─── Records for the task

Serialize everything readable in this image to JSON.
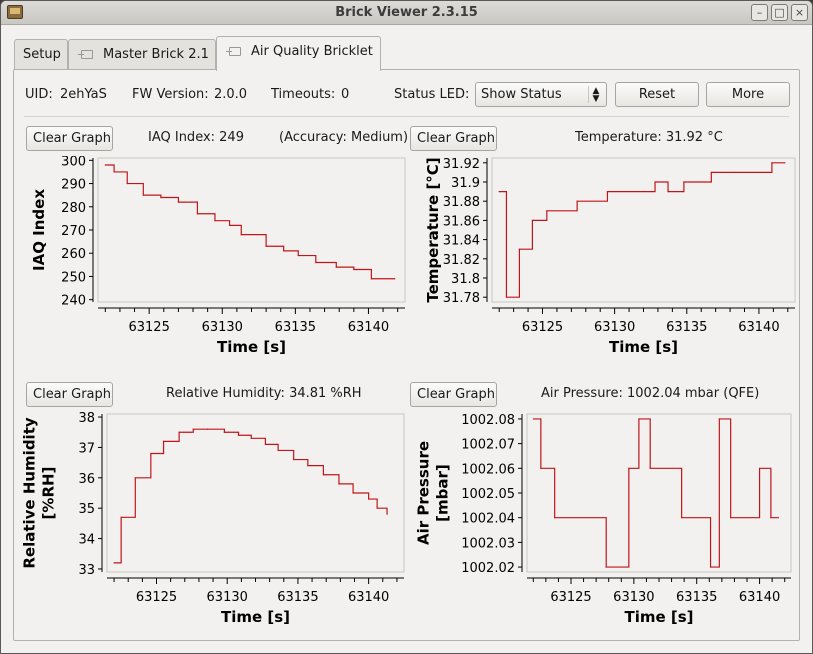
{
  "window": {
    "title": "Brick Viewer 2.3.15"
  },
  "tabs": [
    {
      "label": "Setup",
      "active": false
    },
    {
      "label": "Master Brick 2.1",
      "active": false
    },
    {
      "label": "Air Quality Bricklet",
      "active": true
    }
  ],
  "info": {
    "uid_label": "UID:",
    "uid_value": "2ehYaS",
    "fw_label": "FW Version:",
    "fw_value": "2.0.0",
    "timeouts_label": "Timeouts:",
    "timeouts_value": "0",
    "status_led_label": "Status LED:",
    "status_led_value": "Show Status",
    "reset_label": "Reset",
    "more_label": "More"
  },
  "colors": {
    "line": "#c0161a",
    "plot_bg": "#f2f1f0"
  },
  "graphs": [
    {
      "clear_label": "Clear Graph",
      "header": "IAQ Index: 249",
      "header2": "(Accuracy: Medium)",
      "chart_data": {
        "type": "line",
        "xlabel": "Time [s]",
        "ylabel": [
          "IAQ Index"
        ],
        "xlim": [
          63121.5,
          63142.5
        ],
        "ylim": [
          239,
          301
        ],
        "xticks": [
          63125,
          63130,
          63135,
          63140
        ],
        "yticks": [
          240,
          250,
          260,
          270,
          280,
          290,
          300
        ],
        "ytick_labels": [
          "240",
          "250",
          "260",
          "270",
          "280",
          "290",
          "300"
        ],
        "x": [
          63122,
          63122.6,
          63123.5,
          63124.6,
          63125.8,
          63127,
          63128.3,
          63129.5,
          63130.5,
          63131.3,
          63133,
          63134.2,
          63135.2,
          63136.4,
          63137.8,
          63139,
          63140.2,
          63141.8
        ],
        "y": [
          298,
          295,
          290,
          285,
          284,
          282,
          277,
          274,
          272,
          268,
          263,
          261,
          259,
          256,
          254,
          253,
          249,
          249
        ]
      }
    },
    {
      "clear_label": "Clear Graph",
      "header": "Temperature: 31.92 °C",
      "chart_data": {
        "type": "line",
        "xlabel": "Time [s]",
        "ylabel": [
          "Temperature [°C]"
        ],
        "xlim": [
          63121.5,
          63142.5
        ],
        "ylim": [
          31.775,
          31.925
        ],
        "xticks": [
          63125,
          63130,
          63135,
          63140
        ],
        "yticks": [
          31.78,
          31.8,
          31.82,
          31.84,
          31.86,
          31.88,
          31.9,
          31.92
        ],
        "ytick_labels": [
          "31.78",
          "31.8",
          "31.82",
          "31.84",
          "31.86",
          "31.88",
          "31.9",
          "31.92"
        ],
        "x": [
          63122,
          63122.5,
          63123.4,
          63124.3,
          63125.3,
          63127.4,
          63129.5,
          63132.8,
          63133.7,
          63134.8,
          63136.7,
          63138.3,
          63140.9,
          63141.8
        ],
        "y": [
          31.89,
          31.78,
          31.83,
          31.86,
          31.87,
          31.88,
          31.89,
          31.9,
          31.89,
          31.9,
          31.91,
          31.91,
          31.92,
          31.92
        ]
      }
    },
    {
      "clear_label": "Clear Graph",
      "header": "Relative Humidity: 34.81 %RH",
      "chart_data": {
        "type": "line",
        "xlabel": "Time [s]",
        "ylabel": [
          "Relative Humidity",
          "[%RH]"
        ],
        "xlim": [
          63121.5,
          63142.5
        ],
        "ylim": [
          32.9,
          38.1
        ],
        "xticks": [
          63125,
          63130,
          63135,
          63140
        ],
        "yticks": [
          33,
          34,
          35,
          36,
          37,
          38
        ],
        "ytick_labels": [
          "33",
          "34",
          "35",
          "36",
          "37",
          "38"
        ],
        "x": [
          63122,
          63122.5,
          63123.5,
          63124.6,
          63125.5,
          63126.6,
          63127.6,
          63128.6,
          63129.8,
          63130.8,
          63131.7,
          63132.7,
          63133.6,
          63134.7,
          63135.7,
          63136.8,
          63137.9,
          63138.9,
          63140,
          63140.6,
          63141.3
        ],
        "y": [
          33.2,
          34.7,
          36,
          36.8,
          37.2,
          37.5,
          37.6,
          37.6,
          37.5,
          37.4,
          37.3,
          37.1,
          36.9,
          36.6,
          36.4,
          36.1,
          35.8,
          35.5,
          35.3,
          35.0,
          34.8
        ]
      }
    },
    {
      "clear_label": "Clear Graph",
      "header": "Air Pressure: 1002.04 mbar (QFE)",
      "chart_data": {
        "type": "line",
        "xlabel": "Time [s]",
        "ylabel": [
          "Air Pressure",
          "[mbar]"
        ],
        "xlim": [
          63121.5,
          63142.5
        ],
        "ylim": [
          1002.018,
          1002.082
        ],
        "xticks": [
          63125,
          63130,
          63135,
          63140
        ],
        "yticks": [
          1002.02,
          1002.03,
          1002.04,
          1002.05,
          1002.06,
          1002.07,
          1002.08
        ],
        "ytick_labels": [
          "1002.02",
          "1002.03",
          "1002.04",
          "1002.05",
          "1002.06",
          "1002.07",
          "1002.08"
        ],
        "x": [
          63122,
          63122.6,
          63123.7,
          63127.8,
          63129.6,
          63130.4,
          63131.3,
          63133.8,
          63136.1,
          63136.8,
          63137.7,
          63140,
          63140.9,
          63141.5
        ],
        "y": [
          1002.08,
          1002.06,
          1002.04,
          1002.02,
          1002.06,
          1002.08,
          1002.06,
          1002.04,
          1002.02,
          1002.08,
          1002.04,
          1002.06,
          1002.04,
          1002.04
        ]
      }
    }
  ]
}
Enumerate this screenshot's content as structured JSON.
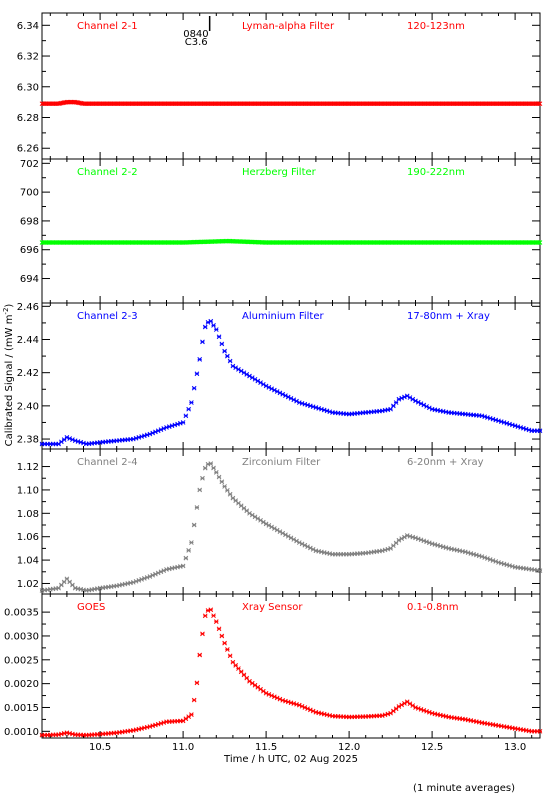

──────

### Directions for this task:
Extract all the entries word for word; omit any pictures.

### Exercise result:
Serialize everything readable in this image to JSON.
{
  "window": {
    "title": "Brick Viewer 2.3.15"
  },
  "tabs": [
    {
      "label": "Setup",
      "active": false
    },
    {
      "label": "Master Brick 2.1",
      "active": false
    },
    {
      "label": "Air Quality Bricklet",
      "active": true
    }
  ],
  "info": {
    "uid_label": "UID:",
    "uid_value": "2ehYaS",
    "fw_label": "FW Version:",
    "fw_value": "2.0.0",
    "timeouts_label": "Timeouts:",
    "timeouts_value": "0",
    "status_led_label": "Status LED:",
    "status_led_value": "Show Status",
    "reset_label": "Reset",
    "more_label": "More"
  },
  "colors": {
    "line": "#c0161a",
    "plot_bg": "#f2f1f0"
  },
  "graphs": [
    {
      "clear_label": "Clear Graph",
      "header": "IAQ Index: 249",
      "header2": "(Accuracy: Medium)",
      "chart_data": {
        "type": "line",
        "xlabel": "Time [s]",
        "ylabel": [
          "IAQ Index"
        ],
        "xlim": [
          63121.5,
          63142.5
        ],
        "ylim": [
          239,
          301
        ],
        "xticks": [
          63125,
          63130,
          63135,
          63140
        ],
        "yticks": [
          240,
          250,
          260,
          270,
          280,
          290,
          300
        ],
        "ytick_labels": [
          "240",
          "250",
          "260",
          "270",
          "280",
          "290",
          "300"
        ],
        "x": [
          63122,
          63122.6,
          63123.5,
          63124.6,
          63125.8,
          63127,
          63128.3,
          63129.5,
          63130.5,
          63131.3,
          63133,
          63134.2,
          63135.2,
          63136.4,
          63137.8,
          63139,
          63140.2,
          63141.8
        ],
        "y": [
          298,
          295,
          290,
          285,
          284,
          282,
          277,
          274,
          272,
          268,
          263,
          261,
          259,
          256,
          254,
          253,
          249,
          249
        ]
      }
    },
    {
      "clear_label": "Clear Graph",
      "header": "Temperature: 31.92 °C",
      "chart_data": {
        "type": "line",
        "xlabel": "Time [s]",
        "ylabel": [
          "Temperature [°C]"
        ],
        "xlim": [
          63121.5,
          63142.5
        ],
        "ylim": [
          31.775,
          31.925
        ],
        "xticks": [
          63125,
          63130,
          63135,
          63140
        ],
        "yticks": [
          31.78,
          31.8,
          31.82,
          31.84,
          31.86,
          31.88,
          31.9,
          31.92
        ],
        "ytick_labels": [
          "31.78",
          "31.8",
          "31.82",
          "31.84",
          "31.86",
          "31.88",
          "31.9",
          "31.92"
        ],
        "x": [
          63122,
          63122.5,
          63123.4,
          63124.3,
          63125.3,
          63127.4,
          63129.5,
          63132.8,
          63133.7,
          63134.8,
          63136.7,
          63138.3,
          63140.9,
          63141.8
        ],
        "y": [
          31.89,
          31.78,
          31.83,
          31.86,
          31.87,
          31.88,
          31.89,
          31.9,
          31.89,
          31.9,
          31.91,
          31.91,
          31.92,
          31.92
        ]
      }
    },
    {
      "clear_label": "Clear Graph",
      "header": "Relative Humidity: 34.81 %RH",
      "chart_data": {
        "type": "line",
        "xlabel": "Time [s]",
        "ylabel": [
          "Relative Humidity",
          "[%RH]"
        ],
        "xlim": [
          63121.5,
          63142.5
        ],
        "ylim": [
          32.9,
          38.1
        ],
        "xticks": [
          63125,
          63130,
          63135,
          63140
        ],
        "yticks": [
          33,
          34,
          35,
          36,
          37,
          38
        ],
        "ytick_labels": [
          "33",
          "34",
          "35",
          "36",
          "37",
          "38"
        ],
        "x": [
          63122,
          63122.5,
          63123.5,
          63124.6,
          63125.5,
          63126.6,
          63127.6,
          63128.6,
          63129.8,
          63130.8,
          63131.7,
          63132.7,
          63133.6,
          63134.7,
          63135.7,
          63136.8,
          63137.9,
          63138.9,
          63140,
          63140.6,
          63141.3
        ],
        "y": [
          33.2,
          34.7,
          36,
          36.8,
          37.2,
          37.5,
          37.6,
          37.6,
          37.5,
          37.4,
          37.3,
          37.1,
          36.9,
          36.6,
          36.4,
          36.1,
          35.8,
          35.5,
          35.3,
          35.0,
          34.8
        ]
      }
    },
    {
      "clear_label": "Clear Graph",
      "header": "Air Pressure: 1002.04 mbar (QFE)",
      "chart_data": {
        "type": "line",
        "xlabel": "Time [s]",
        "ylabel": [
          "Air Pressure",
          "[mbar]"
        ],
        "xlim": [
          63121.5,
          63142.5
        ],
        "ylim": [
          1002.018,
          1002.082
        ],
        "xticks": [
          63125,
          63130,
          63135,
          63140
        ],
        "yticks": [
          1002.02,
          1002.03,
          1002.04,
          1002.05,
          1002.06,
          1002.07,
          1002.08
        ],
        "ytick_labels": [
          "1002.02",
          "1002.03",
          "1002.04",
          "1002.05",
          "1002.06",
          "1002.07",
          "1002.08"
        ],
        "x": [
          63122,
          63122.6,
          63123.7,
          63127.8,
          63129.6,
          63130.4,
          63131.3,
          63133.8,
          63136.1,
          63136.8,
          63137.7,
          63140,
          63140.9,
          63141.5
        ],
        "y": [
          1002.08,
          1002.06,
          1002.04,
          1002.02,
          1002.06,
          1002.08,
          1002.06,
          1002.04,
          1002.02,
          1002.08,
          1002.04,
          1002.06,
          1002.04,
          1002.04
        ]
      }
    }
  ]
}
Enumerate this screenshot's content as structured JSON.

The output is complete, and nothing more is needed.